** The exercise **
Please write the listing below out again exactly, leaving every picture behind.

[BEGIN Records to process]

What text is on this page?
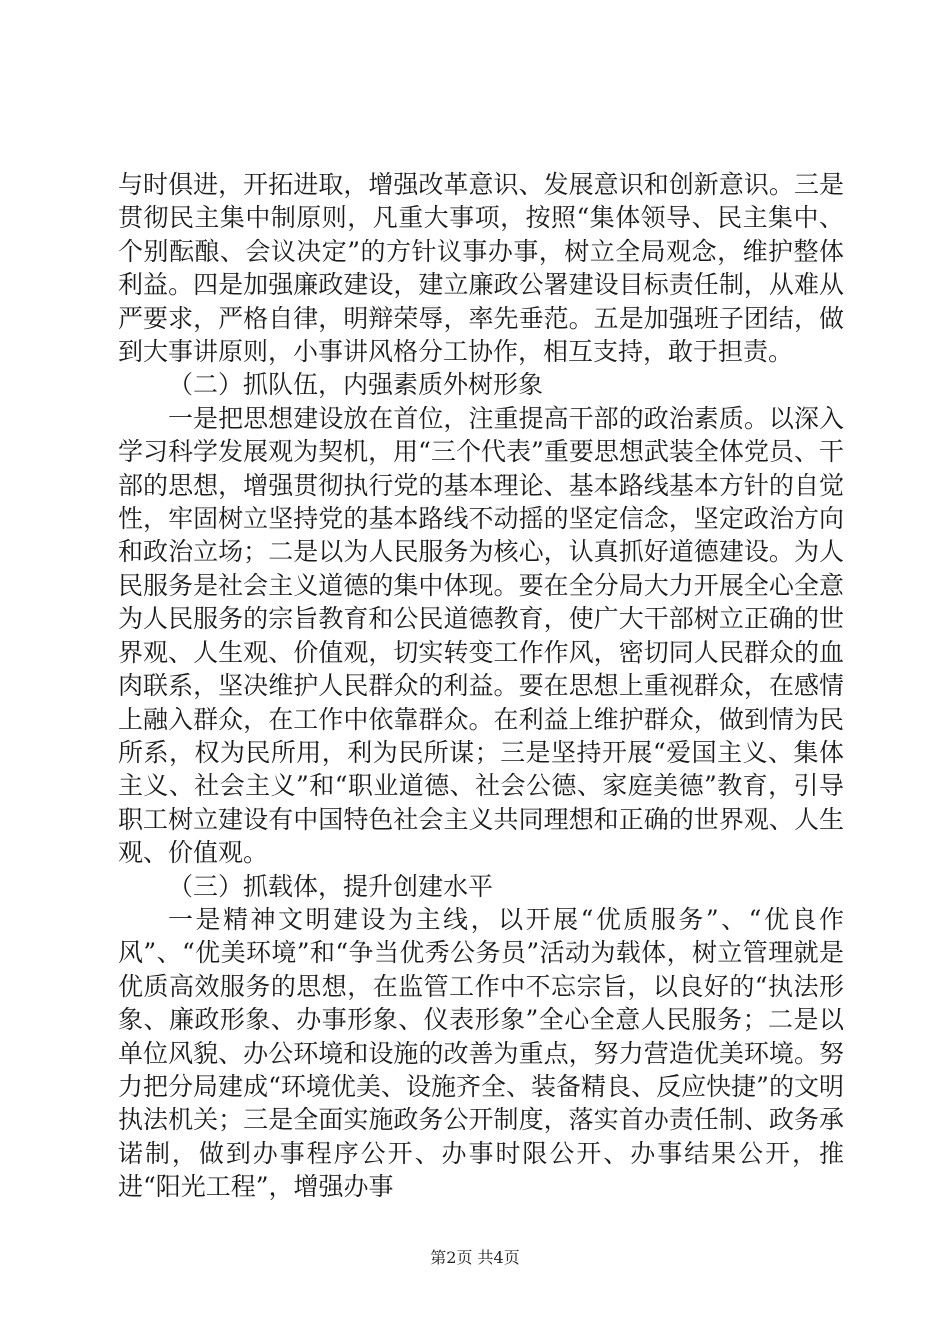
与时俱进，开拓进取，增强改革意识、发展意识和创新意识。三是贯彻民主集中制原则，凡重大事项，按照“集体领导、民主集中、个别酝酿、会议决定”的方针议事办事，树立全局观念，维护整体利益。四是加强廉政建设，建立廉政公署建设目标责任制，从难从严要求，严格自律，明辩荣辱，率先垂范。五是加强班子团结，做到大事讲原则，小事讲风格分工协作，相互支持，敢于担责。

（二）抓队伍，内强素质外树形象

一是把思想建设放在首位，注重提高干部的政治素质。以深入学习科学发展观为契机，用“三个代表”重要思想武装全体党员、干部的思想，增强贯彻执行党的基本理论、基本路线基本方针的自觉性，牢固树立坚持党的基本路线不动摇的坚定信念，坚定政治方向和政治立场；二是以为人民服务为核心，认真抓好道德建设。为人民服务是社会主义道德的集中体现。要在全分局大力开展全心全意为人民服务的宗旨教育和公民道德教育，使广大干部树立正确的世界观、人生观、价值观，切实转变工作作风，密切同人民群众的血肉联系，坚决维护人民群众的利益。要在思想上重视群众，在感情上融入群众，在工作中依靠群众。在利益上维护群众，做到情为民所系，权为民所用，利为民所谋；三是坚持开展“爱国主义、集体主义、社会主义”和“职业道德、社会公德、家庭美德”教育，引导职工树立建设有中国特色社会主义共同理想和正确的世界观、人生观、价值观。

（三）抓载体，提升创建水平

一是精神文明建设为主线，以开展“优质服务”、“优良作风”、“优美环境”和“争当优秀公务员”活动为载体，树立管理就是优质高效服务的思想，在监管工作中不忘宗旨，以良好的“执法形象、廉政形象、办事形象、仪表形象”全心全意人民服务；二是以单位风貌、办公环境和设施的改善为重点，努力营造优美环境。努力把分局建成“环境优美、设施齐全、装备精良、反应快捷”的文明执法机关；三是全面实施政务公开制度，落实首办责任制、政务承诺制，做到办事程序公开、办事时限公开、办事结果公开，推进“阳光工程”，增强办事

第2页 共4页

[END Records to process]

** Response **
What text is on this page?
与时俱进，开拓进取，增强改革意识、发展意识和创新意识。三是贯彻民主集中制原则，凡重大事项，按照“集体领导、民主集中、个别酝酿、会议决定”的方针议事办事，树立全局观念，维护整体利益。四是加强廉政建设，建立廉政公署建设目标责任制，从难从严要求，严格自律，明辩荣辱，率先垂范。五是加强班子团结，做到大事讲原则，小事讲风格分工协作，相互支持，敢于担责。

（二）抓队伍，内强素质外树形象

一是把思想建设放在首位，注重提高干部的政治素质。以深入学习科学发展观为契机，用“三个代表”重要思想武装全体党员、干部的思想，增强贯彻执行党的基本理论、基本路线基本方针的自觉性，牢固树立坚持党的基本路线不动摇的坚定信念，坚定政治方向和政治立场；二是以为人民服务为核心，认真抓好道德建设。为人民服务是社会主义道德的集中体现。要在全分局大力开展全心全意为人民服务的宗旨教育和公民道德教育，使广大干部树立正确的世界观、人生观、价值观，切实转变工作作风，密切同人民群众的血肉联系，坚决维护人民群众的利益。要在思想上重视群众，在感情上融入群众，在工作中依靠群众。在利益上维护群众，做到情为民所系，权为民所用，利为民所谋；三是坚持开展“爱国主义、集体主义、社会主义”和“职业道德、社会公德、家庭美德”教育，引导职工树立建设有中国特色社会主义共同理想和正确的世界观、人生观、价值观。

（三）抓载体，提升创建水平

一是精神文明建设为主线，以开展“优质服务”、“优良作风”、“优美环境”和“争当优秀公务员”活动为载体，树立管理就是优质高效服务的思想，在监管工作中不忘宗旨，以良好的“执法形象、廉政形象、办事形象、仪表形象”全心全意人民服务；二是以单位风貌、办公环境和设施的改善为重点，努力营造优美环境。努力把分局建成“环境优美、设施齐全、装备精良、反应快捷”的文明执法机关；三是全面实施政务公开制度，落实首办责任制、政务承诺制，做到办事程序公开、办事时限公开、办事结果公开，推进“阳光工程”，增强办事

第2页 共4页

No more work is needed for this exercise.